## EXERCISE DETAILS
Work out how many lines in the data hold the word "color", and reply with that number only.

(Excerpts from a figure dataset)
================================

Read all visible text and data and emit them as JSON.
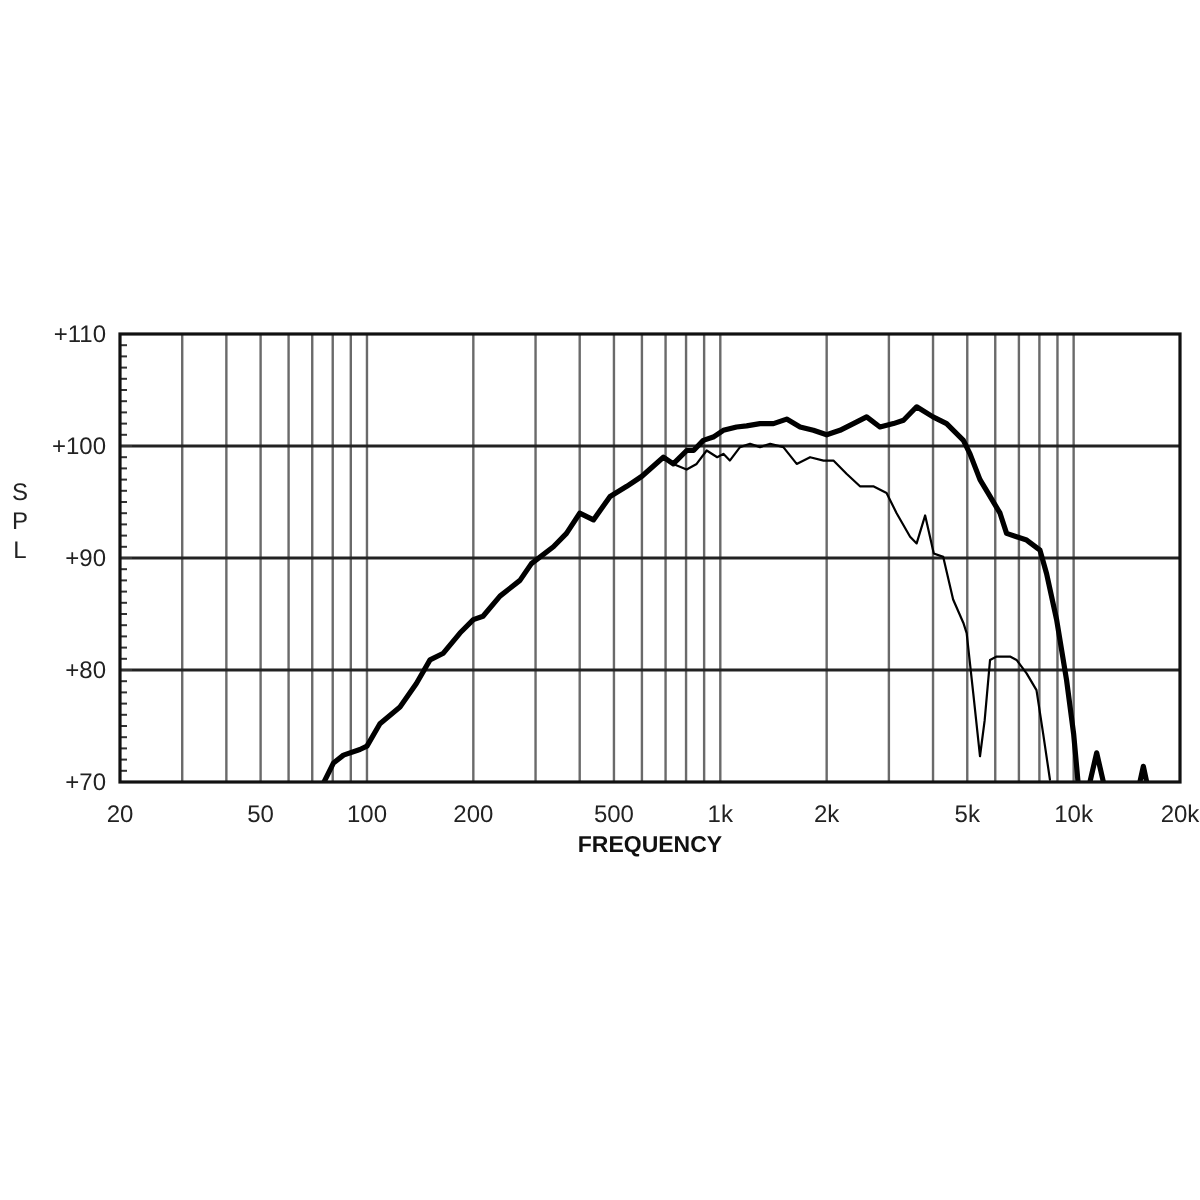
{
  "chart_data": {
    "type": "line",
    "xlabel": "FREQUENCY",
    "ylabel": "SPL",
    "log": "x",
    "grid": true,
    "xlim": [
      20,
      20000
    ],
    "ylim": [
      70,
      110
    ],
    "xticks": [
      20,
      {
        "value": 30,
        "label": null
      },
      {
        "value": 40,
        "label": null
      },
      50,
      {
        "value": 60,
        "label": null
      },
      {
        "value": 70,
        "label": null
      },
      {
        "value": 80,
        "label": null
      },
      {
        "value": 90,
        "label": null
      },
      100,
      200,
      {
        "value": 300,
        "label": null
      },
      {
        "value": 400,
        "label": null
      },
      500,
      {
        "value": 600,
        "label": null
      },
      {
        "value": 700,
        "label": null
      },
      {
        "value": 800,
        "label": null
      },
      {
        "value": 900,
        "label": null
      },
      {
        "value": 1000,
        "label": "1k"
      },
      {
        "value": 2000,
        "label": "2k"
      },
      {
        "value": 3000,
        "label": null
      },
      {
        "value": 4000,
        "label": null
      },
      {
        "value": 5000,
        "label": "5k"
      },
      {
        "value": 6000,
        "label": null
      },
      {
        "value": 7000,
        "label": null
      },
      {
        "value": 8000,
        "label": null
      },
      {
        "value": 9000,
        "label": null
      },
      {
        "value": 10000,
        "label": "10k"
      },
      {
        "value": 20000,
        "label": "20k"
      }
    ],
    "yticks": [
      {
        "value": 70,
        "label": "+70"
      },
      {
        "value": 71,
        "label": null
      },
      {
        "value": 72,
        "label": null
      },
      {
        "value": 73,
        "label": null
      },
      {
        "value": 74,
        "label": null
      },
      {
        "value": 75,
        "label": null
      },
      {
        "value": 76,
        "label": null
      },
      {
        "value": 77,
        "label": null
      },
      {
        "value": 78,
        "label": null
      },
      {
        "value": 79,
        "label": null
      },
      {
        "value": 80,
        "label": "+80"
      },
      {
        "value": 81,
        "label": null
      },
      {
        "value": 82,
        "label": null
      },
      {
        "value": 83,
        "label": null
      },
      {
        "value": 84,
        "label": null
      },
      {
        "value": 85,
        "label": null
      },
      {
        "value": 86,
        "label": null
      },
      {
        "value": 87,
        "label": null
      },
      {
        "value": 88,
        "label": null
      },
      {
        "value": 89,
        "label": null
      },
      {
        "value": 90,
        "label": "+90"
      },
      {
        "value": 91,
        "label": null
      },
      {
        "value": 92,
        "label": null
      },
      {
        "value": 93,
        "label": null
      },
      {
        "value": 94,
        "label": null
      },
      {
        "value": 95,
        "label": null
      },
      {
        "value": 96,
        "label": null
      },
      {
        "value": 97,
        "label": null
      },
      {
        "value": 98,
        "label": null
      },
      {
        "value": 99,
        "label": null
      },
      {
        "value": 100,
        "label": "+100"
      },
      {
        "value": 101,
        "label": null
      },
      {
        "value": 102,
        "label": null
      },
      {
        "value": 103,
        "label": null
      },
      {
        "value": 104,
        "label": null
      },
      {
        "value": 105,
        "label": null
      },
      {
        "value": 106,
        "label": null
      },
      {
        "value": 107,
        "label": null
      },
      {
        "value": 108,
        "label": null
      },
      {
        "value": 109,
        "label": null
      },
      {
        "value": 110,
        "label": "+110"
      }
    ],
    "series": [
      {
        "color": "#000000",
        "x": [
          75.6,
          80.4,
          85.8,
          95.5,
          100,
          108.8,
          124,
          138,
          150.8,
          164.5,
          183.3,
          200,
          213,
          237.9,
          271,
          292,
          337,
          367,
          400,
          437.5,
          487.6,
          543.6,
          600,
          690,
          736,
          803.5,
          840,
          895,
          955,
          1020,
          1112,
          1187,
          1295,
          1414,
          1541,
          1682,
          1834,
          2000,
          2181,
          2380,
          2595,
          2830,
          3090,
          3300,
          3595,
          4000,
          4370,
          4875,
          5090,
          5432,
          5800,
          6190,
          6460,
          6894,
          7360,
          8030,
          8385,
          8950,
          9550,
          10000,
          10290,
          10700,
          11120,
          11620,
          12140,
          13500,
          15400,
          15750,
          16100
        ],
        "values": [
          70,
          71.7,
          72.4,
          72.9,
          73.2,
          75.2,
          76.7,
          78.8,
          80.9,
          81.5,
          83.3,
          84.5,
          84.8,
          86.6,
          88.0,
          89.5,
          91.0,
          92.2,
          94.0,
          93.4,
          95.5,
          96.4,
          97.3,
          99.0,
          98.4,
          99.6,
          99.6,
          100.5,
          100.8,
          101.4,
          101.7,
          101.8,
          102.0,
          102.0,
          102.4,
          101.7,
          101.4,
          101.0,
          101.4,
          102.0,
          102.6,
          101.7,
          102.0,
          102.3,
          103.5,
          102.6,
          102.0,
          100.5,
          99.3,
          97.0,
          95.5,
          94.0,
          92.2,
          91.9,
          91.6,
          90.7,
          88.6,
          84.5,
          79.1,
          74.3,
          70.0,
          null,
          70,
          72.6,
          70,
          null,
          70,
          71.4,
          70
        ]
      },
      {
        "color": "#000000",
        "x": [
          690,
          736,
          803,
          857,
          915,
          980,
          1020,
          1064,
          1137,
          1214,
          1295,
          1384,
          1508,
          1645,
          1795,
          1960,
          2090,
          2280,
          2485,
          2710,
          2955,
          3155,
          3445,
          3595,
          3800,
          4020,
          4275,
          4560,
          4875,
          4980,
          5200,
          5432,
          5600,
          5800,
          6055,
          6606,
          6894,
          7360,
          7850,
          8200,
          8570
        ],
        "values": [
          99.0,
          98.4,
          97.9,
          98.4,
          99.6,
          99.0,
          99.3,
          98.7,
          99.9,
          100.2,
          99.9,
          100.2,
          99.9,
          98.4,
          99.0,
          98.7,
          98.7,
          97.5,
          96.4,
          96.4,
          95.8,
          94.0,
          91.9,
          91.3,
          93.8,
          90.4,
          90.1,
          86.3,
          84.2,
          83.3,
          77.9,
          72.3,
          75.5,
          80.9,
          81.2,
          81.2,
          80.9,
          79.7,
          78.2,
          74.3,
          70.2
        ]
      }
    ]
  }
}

================================

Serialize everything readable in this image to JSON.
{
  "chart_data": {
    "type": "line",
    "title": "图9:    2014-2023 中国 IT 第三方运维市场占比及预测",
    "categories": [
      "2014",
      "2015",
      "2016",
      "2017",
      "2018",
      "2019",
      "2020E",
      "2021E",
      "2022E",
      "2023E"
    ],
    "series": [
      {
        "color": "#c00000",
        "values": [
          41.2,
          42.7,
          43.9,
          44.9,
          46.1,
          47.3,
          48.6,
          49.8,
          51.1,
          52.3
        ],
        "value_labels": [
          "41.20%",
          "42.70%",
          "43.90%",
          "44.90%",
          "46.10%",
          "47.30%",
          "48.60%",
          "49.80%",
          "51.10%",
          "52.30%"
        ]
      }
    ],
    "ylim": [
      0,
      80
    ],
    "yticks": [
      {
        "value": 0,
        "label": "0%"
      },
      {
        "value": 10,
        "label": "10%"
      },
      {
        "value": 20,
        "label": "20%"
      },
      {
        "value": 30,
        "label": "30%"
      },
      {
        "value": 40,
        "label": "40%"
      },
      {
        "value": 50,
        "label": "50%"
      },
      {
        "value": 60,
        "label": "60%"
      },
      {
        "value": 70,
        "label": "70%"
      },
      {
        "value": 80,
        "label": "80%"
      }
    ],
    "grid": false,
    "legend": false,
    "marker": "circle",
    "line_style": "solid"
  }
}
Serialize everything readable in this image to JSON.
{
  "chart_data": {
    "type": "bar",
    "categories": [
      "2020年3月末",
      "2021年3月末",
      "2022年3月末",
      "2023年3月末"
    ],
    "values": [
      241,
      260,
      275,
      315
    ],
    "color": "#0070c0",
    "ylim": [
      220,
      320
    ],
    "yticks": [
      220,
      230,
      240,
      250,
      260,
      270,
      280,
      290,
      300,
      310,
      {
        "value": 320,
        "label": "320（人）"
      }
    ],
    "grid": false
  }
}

================================

## ANSWER TO THIS EXERCISE
4